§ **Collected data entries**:

----------------

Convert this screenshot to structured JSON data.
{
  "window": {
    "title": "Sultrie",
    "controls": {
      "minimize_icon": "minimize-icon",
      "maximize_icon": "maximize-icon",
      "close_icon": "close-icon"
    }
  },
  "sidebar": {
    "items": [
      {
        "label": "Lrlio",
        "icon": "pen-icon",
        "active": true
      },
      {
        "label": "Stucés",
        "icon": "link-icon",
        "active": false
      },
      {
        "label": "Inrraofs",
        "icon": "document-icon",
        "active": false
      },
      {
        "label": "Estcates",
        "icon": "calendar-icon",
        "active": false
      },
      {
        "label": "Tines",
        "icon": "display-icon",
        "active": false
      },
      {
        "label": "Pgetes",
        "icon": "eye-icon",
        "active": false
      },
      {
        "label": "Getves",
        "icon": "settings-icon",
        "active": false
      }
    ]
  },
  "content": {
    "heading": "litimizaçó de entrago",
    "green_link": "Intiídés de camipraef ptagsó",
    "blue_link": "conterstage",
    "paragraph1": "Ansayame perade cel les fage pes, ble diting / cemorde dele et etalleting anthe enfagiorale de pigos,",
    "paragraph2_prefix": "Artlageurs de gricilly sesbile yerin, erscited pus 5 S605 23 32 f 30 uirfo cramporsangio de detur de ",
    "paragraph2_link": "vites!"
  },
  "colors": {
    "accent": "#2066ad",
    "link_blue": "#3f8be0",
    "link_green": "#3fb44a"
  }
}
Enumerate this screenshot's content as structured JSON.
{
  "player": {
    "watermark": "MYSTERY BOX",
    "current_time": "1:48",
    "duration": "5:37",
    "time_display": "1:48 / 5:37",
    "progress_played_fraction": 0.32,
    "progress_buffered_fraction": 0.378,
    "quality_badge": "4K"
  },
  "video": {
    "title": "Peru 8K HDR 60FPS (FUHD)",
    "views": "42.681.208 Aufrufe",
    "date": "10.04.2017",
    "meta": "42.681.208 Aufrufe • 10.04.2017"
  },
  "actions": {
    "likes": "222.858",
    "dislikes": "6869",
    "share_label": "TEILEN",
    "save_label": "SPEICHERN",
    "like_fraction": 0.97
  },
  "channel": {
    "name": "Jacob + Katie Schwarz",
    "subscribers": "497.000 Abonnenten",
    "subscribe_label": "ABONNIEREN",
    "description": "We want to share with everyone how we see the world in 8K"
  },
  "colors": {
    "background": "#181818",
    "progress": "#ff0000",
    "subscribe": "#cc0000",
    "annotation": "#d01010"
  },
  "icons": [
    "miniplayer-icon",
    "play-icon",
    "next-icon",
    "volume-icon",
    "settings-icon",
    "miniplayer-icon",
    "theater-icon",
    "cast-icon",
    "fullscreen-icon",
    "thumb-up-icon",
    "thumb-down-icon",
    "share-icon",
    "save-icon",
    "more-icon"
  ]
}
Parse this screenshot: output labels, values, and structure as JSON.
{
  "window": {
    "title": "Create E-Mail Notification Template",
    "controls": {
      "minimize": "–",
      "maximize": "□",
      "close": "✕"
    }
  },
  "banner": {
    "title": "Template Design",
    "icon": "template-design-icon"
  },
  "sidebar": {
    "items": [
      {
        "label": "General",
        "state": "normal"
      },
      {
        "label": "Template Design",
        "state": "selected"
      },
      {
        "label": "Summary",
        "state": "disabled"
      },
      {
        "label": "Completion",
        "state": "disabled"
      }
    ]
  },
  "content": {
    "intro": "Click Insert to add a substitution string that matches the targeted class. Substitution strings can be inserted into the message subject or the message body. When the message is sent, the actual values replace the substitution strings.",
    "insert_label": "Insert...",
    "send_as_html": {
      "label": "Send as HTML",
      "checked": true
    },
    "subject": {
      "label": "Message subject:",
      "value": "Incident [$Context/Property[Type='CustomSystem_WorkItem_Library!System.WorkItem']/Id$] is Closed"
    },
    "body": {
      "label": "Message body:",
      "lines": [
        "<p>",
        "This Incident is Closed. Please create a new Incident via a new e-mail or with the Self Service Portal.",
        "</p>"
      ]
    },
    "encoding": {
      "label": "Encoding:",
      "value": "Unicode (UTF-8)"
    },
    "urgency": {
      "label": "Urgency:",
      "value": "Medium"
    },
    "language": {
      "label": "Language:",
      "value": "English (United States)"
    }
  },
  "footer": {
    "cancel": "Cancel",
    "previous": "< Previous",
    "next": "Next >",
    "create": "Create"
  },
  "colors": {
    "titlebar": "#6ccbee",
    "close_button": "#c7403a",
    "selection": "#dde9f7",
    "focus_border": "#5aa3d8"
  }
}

----------------

§ **What is needed**: Write out the whole listing again. Match it word for word.

§ **Expected output**:
Convert this screenshot to structured JSON data.
{
  "window": {
    "title": "Sultrie",
    "controls": {
      "minimize_icon": "minimize-icon",
      "maximize_icon": "maximize-icon",
      "close_icon": "close-icon"
    }
  },
  "sidebar": {
    "items": [
      {
        "label": "Lrlio",
        "icon": "pen-icon",
        "active": true
      },
      {
        "label": "Stucés",
        "icon": "link-icon",
        "active": false
      },
      {
        "label": "Inrraofs",
        "icon": "document-icon",
        "active": false
      },
      {
        "label": "Estcates",
        "icon": "calendar-icon",
        "active": false
      },
      {
        "label": "Tines",
        "icon": "display-icon",
        "active": false
      },
      {
        "label": "Pgetes",
        "icon": "eye-icon",
        "active": false
      },
      {
        "label": "Getves",
        "icon": "settings-icon",
        "active": false
      }
    ]
  },
  "content": {
    "heading": "litimizaçó de entrago",
    "green_link": "Intiídés de camipraef ptagsó",
    "blue_link": "conterstage",
    "paragraph1": "Ansayame perade cel les fage pes, ble diting / cemorde dele et etalleting anthe enfagiorale de pigos,",
    "paragraph2_prefix": "Artlageurs de gricilly sesbile yerin, erscited pus 5 S605 23 32 f 30 uirfo cramporsangio de detur de ",
    "paragraph2_link": "vites!"
  },
  "colors": {
    "accent": "#2066ad",
    "link_blue": "#3f8be0",
    "link_green": "#3fb44a"
  }
}
Enumerate this screenshot's content as structured JSON.
{
  "player": {
    "watermark": "MYSTERY BOX",
    "current_time": "1:48",
    "duration": "5:37",
    "time_display": "1:48 / 5:37",
    "progress_played_fraction": 0.32,
    "progress_buffered_fraction": 0.378,
    "quality_badge": "4K"
  },
  "video": {
    "title": "Peru 8K HDR 60FPS (FUHD)",
    "views": "42.681.208 Aufrufe",
    "date": "10.04.2017",
    "meta": "42.681.208 Aufrufe • 10.04.2017"
  },
  "actions": {
    "likes": "222.858",
    "dislikes": "6869",
    "share_label": "TEILEN",
    "save_label": "SPEICHERN",
    "like_fraction": 0.97
  },
  "channel": {
    "name": "Jacob + Katie Schwarz",
    "subscribers": "497.000 Abonnenten",
    "subscribe_label": "ABONNIEREN",
    "description": "We want to share with everyone how we see the world in 8K"
  },
  "colors": {
    "background": "#181818",
    "progress": "#ff0000",
    "subscribe": "#cc0000",
    "annotation": "#d01010"
  },
  "icons": [
    "miniplayer-icon",
    "play-icon",
    "next-icon",
    "volume-icon",
    "settings-icon",
    "miniplayer-icon",
    "theater-icon",
    "cast-icon",
    "fullscreen-icon",
    "thumb-up-icon",
    "thumb-down-icon",
    "share-icon",
    "save-icon",
    "more-icon"
  ]
}
Parse this screenshot: output labels, values, and structure as JSON.
{
  "window": {
    "title": "Create E-Mail Notification Template",
    "controls": {
      "minimize": "–",
      "maximize": "□",
      "close": "✕"
    }
  },
  "banner": {
    "title": "Template Design",
    "icon": "template-design-icon"
  },
  "sidebar": {
    "items": [
      {
        "label": "General",
        "state": "normal"
      },
      {
        "label": "Template Design",
        "state": "selected"
      },
      {
        "label": "Summary",
        "state": "disabled"
      },
      {
        "label": "Completion",
        "state": "disabled"
      }
    ]
  },
  "content": {
    "intro": "Click Insert to add a substitution string that matches the targeted class. Substitution strings can be inserted into the message subject or the message body. When the message is sent, the actual values replace the substitution strings.",
    "insert_label": "Insert...",
    "send_as_html": {
      "label": "Send as HTML",
      "checked": true
    },
    "subject": {
      "label": "Message subject:",
      "value": "Incident [$Context/Property[Type='CustomSystem_WorkItem_Library!System.WorkItem']/Id$] is Closed"
    },
    "body": {
      "label": "Message body:",
      "lines": [
        "<p>",
        "This Incident is Closed. Please create a new Incident via a new e-mail or with the Self Service Portal.",
        "</p>"
      ]
    },
    "encoding": {
      "label": "Encoding:",
      "value": "Unicode (UTF-8)"
    },
    "urgency": {
      "label": "Urgency:",
      "value": "Medium"
    },
    "language": {
      "label": "Language:",
      "value": "English (United States)"
    }
  },
  "footer": {
    "cancel": "Cancel",
    "previous": "< Previous",
    "next": "Next >",
    "create": "Create"
  },
  "colors": {
    "titlebar": "#6ccbee",
    "close_button": "#c7403a",
    "selection": "#dde9f7",
    "focus_border": "#5aa3d8"
  }
}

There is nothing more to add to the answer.